The problem
Print the listing in its entirety and exactly, leaving out images.

■ ■ ■ ■

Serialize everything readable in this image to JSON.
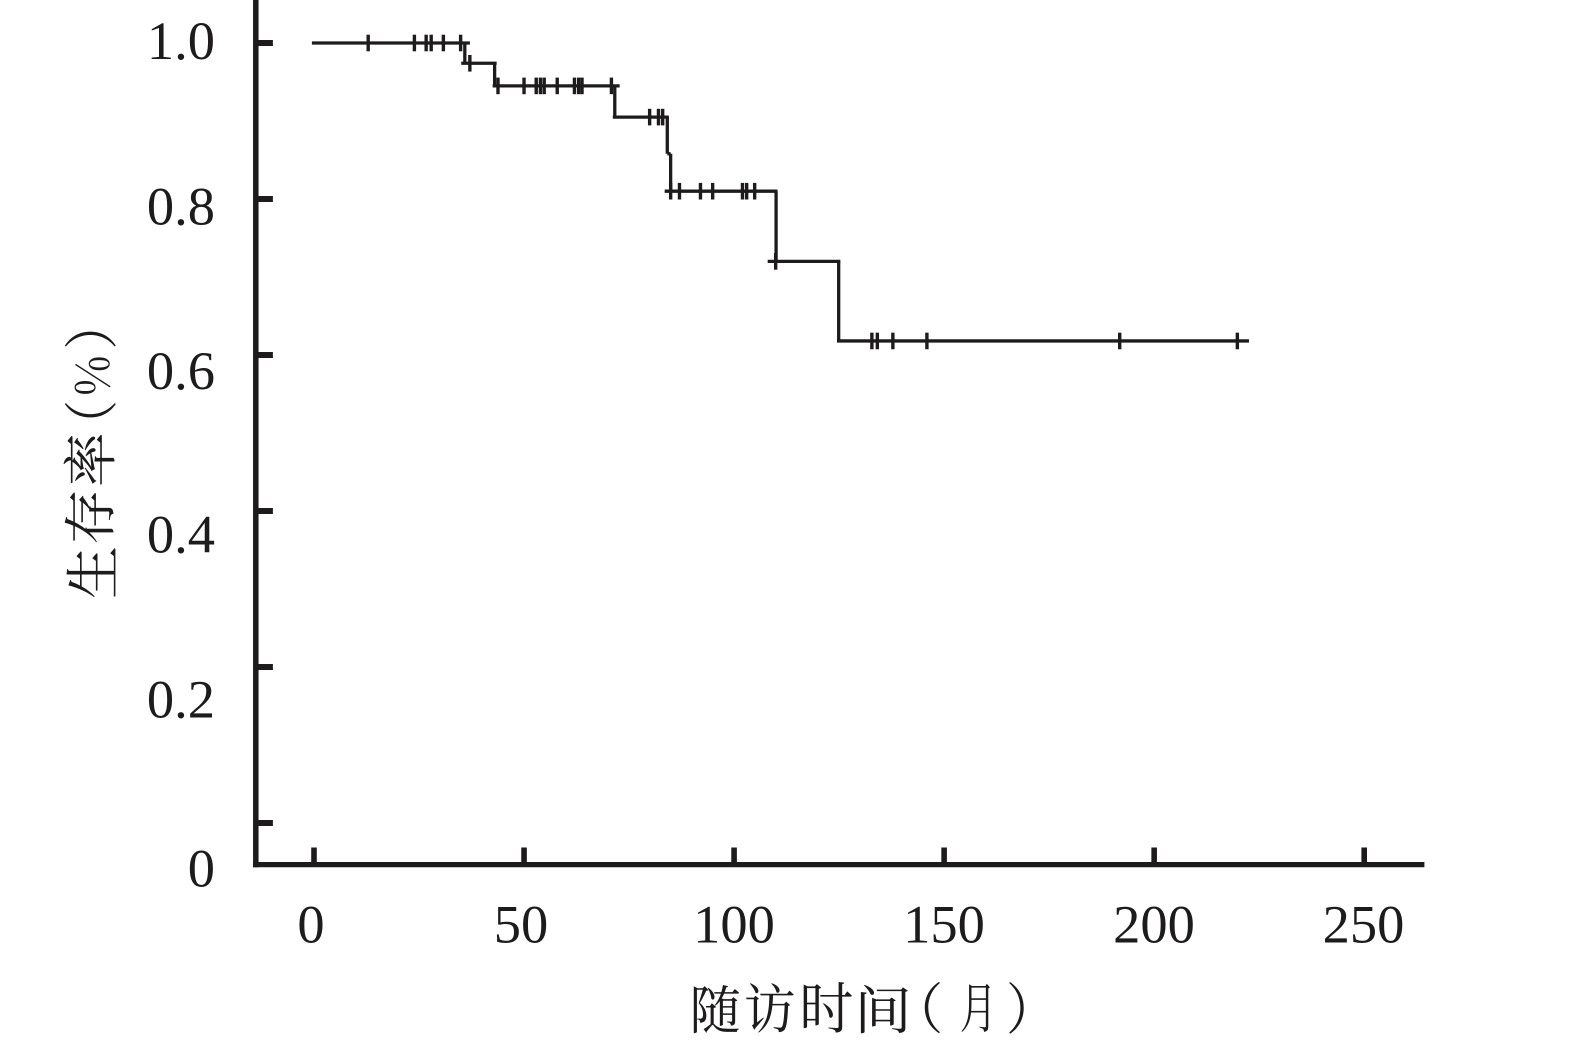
{
  "figure": {
    "background": "#ffffff",
    "ink_color": "#1e1b1c"
  },
  "chart_data": {
    "type": "line",
    "chart_style": "kaplan_meier_step_curve",
    "title": "",
    "xlabel": "随访时间（月）",
    "ylabel": "生存率（%）",
    "x_tick_labels": [
      "0",
      "50",
      "100",
      "150",
      "200",
      "250"
    ],
    "x_ticks": [
      0,
      50,
      100,
      150,
      200,
      250
    ],
    "y_tick_labels": [
      "0",
      "0.2",
      "0.4",
      "0.6",
      "0.8",
      "1.0"
    ],
    "y_ticks": [
      0,
      0.2,
      0.4,
      0.6,
      0.8,
      1.0
    ],
    "xlim": [
      -14.5,
      264.3
    ],
    "ylim": [
      -0.053,
      1.055
    ],
    "grid": false,
    "legend": null,
    "series": [
      {
        "name": "生存率",
        "steps": [
          {
            "t": 0.0,
            "s": 1.0
          },
          {
            "t": 35.9,
            "s": 0.974
          },
          {
            "t": 43.0,
            "s": 0.945
          },
          {
            "t": 71.6,
            "s": 0.905
          },
          {
            "t": 84.1,
            "s": 0.858
          },
          {
            "t": 84.9,
            "s": 0.81
          },
          {
            "t": 110.0,
            "s": 0.72
          },
          {
            "t": 124.9,
            "s": 0.618
          }
        ],
        "end_time": 222.0,
        "censors": [
          {
            "t": 12.9,
            "s": 1.0
          },
          {
            "t": 23.9,
            "s": 1.0
          },
          {
            "t": 26.7,
            "s": 1.0
          },
          {
            "t": 27.9,
            "s": 1.0
          },
          {
            "t": 30.8,
            "s": 1.0
          },
          {
            "t": 34.9,
            "s": 1.0
          },
          {
            "t": 37.1,
            "s": 0.974
          },
          {
            "t": 43.8,
            "s": 0.945
          },
          {
            "t": 50.0,
            "s": 0.945
          },
          {
            "t": 52.9,
            "s": 0.945
          },
          {
            "t": 53.9,
            "s": 0.945
          },
          {
            "t": 54.8,
            "s": 0.945
          },
          {
            "t": 57.9,
            "s": 0.945
          },
          {
            "t": 62.0,
            "s": 0.945
          },
          {
            "t": 63.0,
            "s": 0.945
          },
          {
            "t": 63.8,
            "s": 0.945
          },
          {
            "t": 70.8,
            "s": 0.945
          },
          {
            "t": 79.9,
            "s": 0.905
          },
          {
            "t": 82.0,
            "s": 0.905
          },
          {
            "t": 83.0,
            "s": 0.905
          },
          {
            "t": 84.9,
            "s": 0.81
          },
          {
            "t": 87.0,
            "s": 0.81
          },
          {
            "t": 92.0,
            "s": 0.81
          },
          {
            "t": 94.9,
            "s": 0.81
          },
          {
            "t": 102.0,
            "s": 0.81
          },
          {
            "t": 103.0,
            "s": 0.81
          },
          {
            "t": 104.9,
            "s": 0.81
          },
          {
            "t": 109.9,
            "s": 0.72
          },
          {
            "t": 132.8,
            "s": 0.618
          },
          {
            "t": 134.1,
            "s": 0.618
          },
          {
            "t": 137.8,
            "s": 0.618
          },
          {
            "t": 145.9,
            "s": 0.618
          },
          {
            "t": 191.8,
            "s": 0.618
          },
          {
            "t": 219.8,
            "s": 0.618
          }
        ]
      }
    ]
  }
}
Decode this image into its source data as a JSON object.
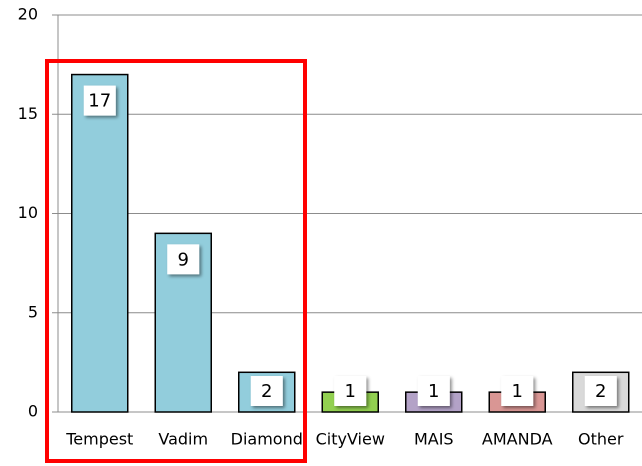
{
  "chart_data": {
    "type": "bar",
    "categories": [
      "Tempest",
      "Vadim",
      "Diamond",
      "CityView",
      "MAIS",
      "AMANDA",
      "Other"
    ],
    "values": [
      17,
      9,
      2,
      1,
      1,
      1,
      2
    ],
    "colors": [
      "#92cddc",
      "#92cddc",
      "#92cddc",
      "#92d050",
      "#b3a2c7",
      "#d99694",
      "#d9d9d9"
    ],
    "ylim": [
      0,
      20
    ],
    "yticks": [
      0,
      5,
      10,
      15,
      20
    ],
    "grid": true
  }
}
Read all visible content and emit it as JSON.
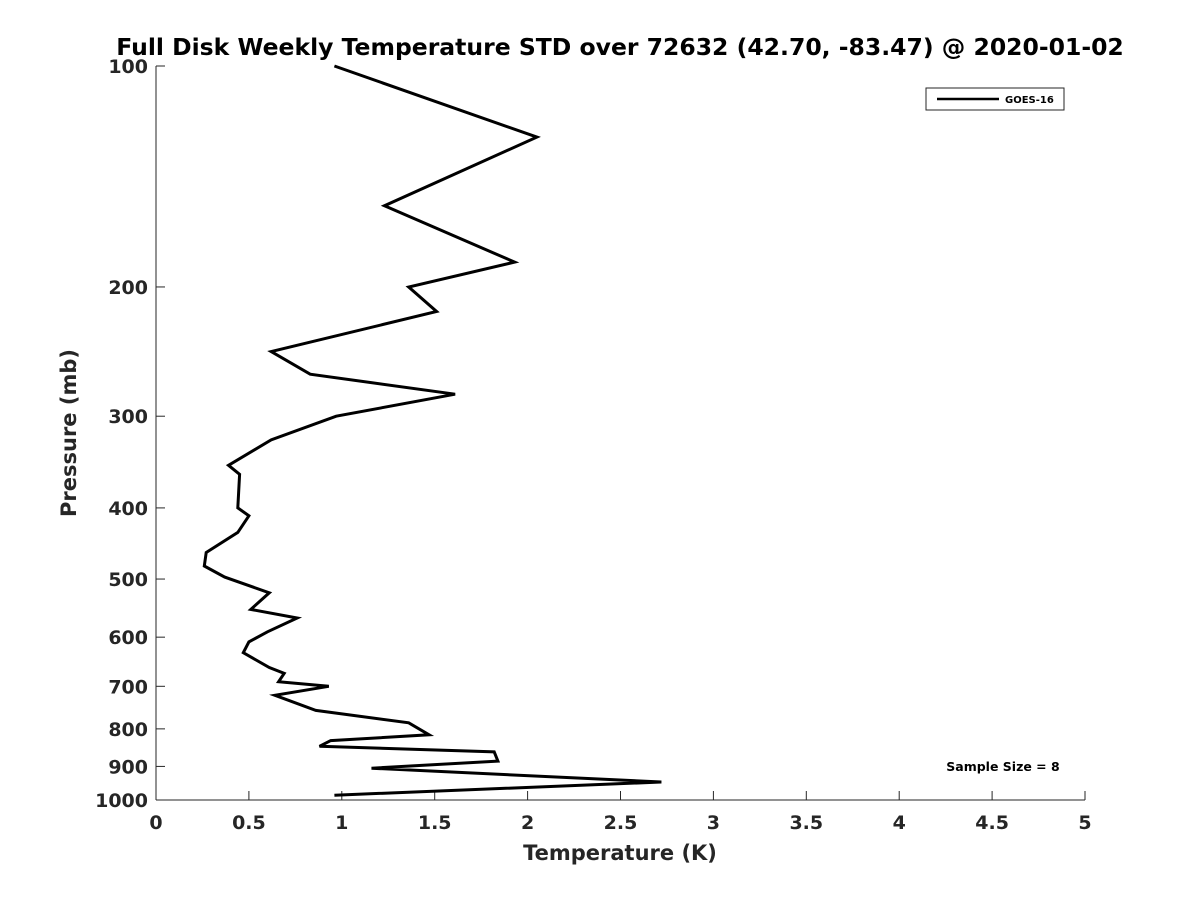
{
  "chart_data": {
    "type": "line",
    "title": "Full Disk Weekly Temperature STD over 72632 (42.70, -83.47) @ 2020-01-02",
    "xlabel": "Temperature (K)",
    "ylabel": "Pressure (mb)",
    "xlim": [
      0,
      5
    ],
    "ylim": [
      100,
      1000
    ],
    "y_scale": "log",
    "y_reversed": true,
    "x_ticks": [
      0,
      0.5,
      1,
      1.5,
      2,
      2.5,
      3,
      3.5,
      4,
      4.5,
      5
    ],
    "x_tick_labels": [
      "0",
      "0.5",
      "1",
      "1.5",
      "2",
      "2.5",
      "3",
      "3.5",
      "4",
      "4.5",
      "5"
    ],
    "y_ticks": [
      100,
      200,
      300,
      400,
      500,
      600,
      700,
      800,
      900,
      1000
    ],
    "y_tick_labels": [
      "100",
      "200",
      "300",
      "400",
      "500",
      "600",
      "700",
      "800",
      "900",
      "1000"
    ],
    "grid": false,
    "legend_position": "top-right",
    "annotation": "Sample Size = 8",
    "series": [
      {
        "name": "GOES-16",
        "color": "#000000",
        "points": [
          [
            0.96,
            100
          ],
          [
            2.05,
            125
          ],
          [
            1.23,
            155
          ],
          [
            1.93,
            185
          ],
          [
            1.36,
            200
          ],
          [
            1.51,
            216
          ],
          [
            0.62,
            245
          ],
          [
            0.83,
            263
          ],
          [
            1.61,
            280
          ],
          [
            0.97,
            300
          ],
          [
            0.62,
            323
          ],
          [
            0.39,
            350
          ],
          [
            0.45,
            360
          ],
          [
            0.44,
            400
          ],
          [
            0.5,
            410
          ],
          [
            0.44,
            432
          ],
          [
            0.27,
            460
          ],
          [
            0.26,
            480
          ],
          [
            0.37,
            497
          ],
          [
            0.61,
            522
          ],
          [
            0.51,
            550
          ],
          [
            0.76,
            565
          ],
          [
            0.6,
            590
          ],
          [
            0.5,
            609
          ],
          [
            0.47,
            630
          ],
          [
            0.61,
            660
          ],
          [
            0.69,
            672
          ],
          [
            0.66,
            690
          ],
          [
            0.93,
            700
          ],
          [
            0.64,
            720
          ],
          [
            0.86,
            755
          ],
          [
            1.36,
            785
          ],
          [
            1.47,
            815
          ],
          [
            0.94,
            830
          ],
          [
            0.88,
            845
          ],
          [
            1.82,
            860
          ],
          [
            1.84,
            885
          ],
          [
            1.16,
            905
          ],
          [
            2.72,
            945
          ],
          [
            0.96,
            985
          ]
        ]
      }
    ]
  }
}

■ ■ ■ ■

Answer for this exercise
Serialize everything readable in this image to JSON.
{
  "figure": {
    "background": "#ffffff",
    "ink_color": "#1e1b1c"
  },
  "chart_data": {
    "type": "line",
    "chart_style": "kaplan_meier_step_curve",
    "title": "",
    "xlabel": "随访时间（月）",
    "ylabel": "生存率（%）",
    "x_tick_labels": [
      "0",
      "50",
      "100",
      "150",
      "200",
      "250"
    ],
    "x_ticks": [
      0,
      50,
      100,
      150,
      200,
      250
    ],
    "y_tick_labels": [
      "0",
      "0.2",
      "0.4",
      "0.6",
      "0.8",
      "1.0"
    ],
    "y_ticks": [
      0,
      0.2,
      0.4,
      0.6,
      0.8,
      1.0
    ],
    "xlim": [
      -14.5,
      264.3
    ],
    "ylim": [
      -0.053,
      1.055
    ],
    "grid": false,
    "legend": null,
    "series": [
      {
        "name": "生存率",
        "steps": [
          {
            "t": 0.0,
            "s": 1.0
          },
          {
            "t": 35.9,
            "s": 0.974
          },
          {
            "t": 43.0,
            "s": 0.945
          },
          {
            "t": 71.6,
            "s": 0.905
          },
          {
            "t": 84.1,
            "s": 0.858
          },
          {
            "t": 84.9,
            "s": 0.81
          },
          {
            "t": 110.0,
            "s": 0.72
          },
          {
            "t": 124.9,
            "s": 0.618
          }
        ],
        "end_time": 222.0,
        "censors": [
          {
            "t": 12.9,
            "s": 1.0
          },
          {
            "t": 23.9,
            "s": 1.0
          },
          {
            "t": 26.7,
            "s": 1.0
          },
          {
            "t": 27.9,
            "s": 1.0
          },
          {
            "t": 30.8,
            "s": 1.0
          },
          {
            "t": 34.9,
            "s": 1.0
          },
          {
            "t": 37.1,
            "s": 0.974
          },
          {
            "t": 43.8,
            "s": 0.945
          },
          {
            "t": 50.0,
            "s": 0.945
          },
          {
            "t": 52.9,
            "s": 0.945
          },
          {
            "t": 53.9,
            "s": 0.945
          },
          {
            "t": 54.8,
            "s": 0.945
          },
          {
            "t": 57.9,
            "s": 0.945
          },
          {
            "t": 62.0,
            "s": 0.945
          },
          {
            "t": 63.0,
            "s": 0.945
          },
          {
            "t": 63.8,
            "s": 0.945
          },
          {
            "t": 70.8,
            "s": 0.945
          },
          {
            "t": 79.9,
            "s": 0.905
          },
          {
            "t": 82.0,
            "s": 0.905
          },
          {
            "t": 83.0,
            "s": 0.905
          },
          {
            "t": 84.9,
            "s": 0.81
          },
          {
            "t": 87.0,
            "s": 0.81
          },
          {
            "t": 92.0,
            "s": 0.81
          },
          {
            "t": 94.9,
            "s": 0.81
          },
          {
            "t": 102.0,
            "s": 0.81
          },
          {
            "t": 103.0,
            "s": 0.81
          },
          {
            "t": 104.9,
            "s": 0.81
          },
          {
            "t": 109.9,
            "s": 0.72
          },
          {
            "t": 132.8,
            "s": 0.618
          },
          {
            "t": 134.1,
            "s": 0.618
          },
          {
            "t": 137.8,
            "s": 0.618
          },
          {
            "t": 145.9,
            "s": 0.618
          },
          {
            "t": 191.8,
            "s": 0.618
          },
          {
            "t": 219.8,
            "s": 0.618
          }
        ]
      }
    ]
  }
}
Decode this image into its source data as a JSON object.
{
  "chart_data": {
    "type": "bar",
    "categories": [
      "Tempest",
      "Vadim",
      "Diamond",
      "CityView",
      "MAIS",
      "AMANDA",
      "Other"
    ],
    "values": [
      17,
      9,
      2,
      1,
      1,
      1,
      2
    ],
    "colors": [
      "#92cddc",
      "#92cddc",
      "#92cddc",
      "#92d050",
      "#b3a2c7",
      "#d99694",
      "#d9d9d9"
    ],
    "ylim": [
      0,
      20
    ],
    "yticks": [
      0,
      5,
      10,
      15,
      20
    ],
    "grid": true
  }
}
Read all visible content and emit it as JSON.
{
  "chart_data": {
    "type": "line",
    "title": "Full Disk Weekly Temperature STD over 72632 (42.70, -83.47) @ 2020-01-02",
    "xlabel": "Temperature (K)",
    "ylabel": "Pressure (mb)",
    "xlim": [
      0,
      5
    ],
    "ylim": [
      100,
      1000
    ],
    "y_scale": "log",
    "y_reversed": true,
    "x_ticks": [
      0,
      0.5,
      1,
      1.5,
      2,
      2.5,
      3,
      3.5,
      4,
      4.5,
      5
    ],
    "x_tick_labels": [
      "0",
      "0.5",
      "1",
      "1.5",
      "2",
      "2.5",
      "3",
      "3.5",
      "4",
      "4.5",
      "5"
    ],
    "y_ticks": [
      100,
      200,
      300,
      400,
      500,
      600,
      700,
      800,
      900,
      1000
    ],
    "y_tick_labels": [
      "100",
      "200",
      "300",
      "400",
      "500",
      "600",
      "700",
      "800",
      "900",
      "1000"
    ],
    "grid": false,
    "legend_position": "top-right",
    "annotation": "Sample Size = 8",
    "series": [
      {
        "name": "GOES-16",
        "color": "#000000",
        "points": [
          [
            0.96,
            100
          ],
          [
            2.05,
            125
          ],
          [
            1.23,
            155
          ],
          [
            1.93,
            185
          ],
          [
            1.36,
            200
          ],
          [
            1.51,
            216
          ],
          [
            0.62,
            245
          ],
          [
            0.83,
            263
          ],
          [
            1.61,
            280
          ],
          [
            0.97,
            300
          ],
          [
            0.62,
            323
          ],
          [
            0.39,
            350
          ],
          [
            0.45,
            360
          ],
          [
            0.44,
            400
          ],
          [
            0.5,
            410
          ],
          [
            0.44,
            432
          ],
          [
            0.27,
            460
          ],
          [
            0.26,
            480
          ],
          [
            0.37,
            497
          ],
          [
            0.61,
            522
          ],
          [
            0.51,
            550
          ],
          [
            0.76,
            565
          ],
          [
            0.6,
            590
          ],
          [
            0.5,
            609
          ],
          [
            0.47,
            630
          ],
          [
            0.61,
            660
          ],
          [
            0.69,
            672
          ],
          [
            0.66,
            690
          ],
          [
            0.93,
            700
          ],
          [
            0.64,
            720
          ],
          [
            0.86,
            755
          ],
          [
            1.36,
            785
          ],
          [
            1.47,
            815
          ],
          [
            0.94,
            830
          ],
          [
            0.88,
            845
          ],
          [
            1.82,
            860
          ],
          [
            1.84,
            885
          ],
          [
            1.16,
            905
          ],
          [
            2.72,
            945
          ],
          [
            0.96,
            985
          ]
        ]
      }
    ]
  }
}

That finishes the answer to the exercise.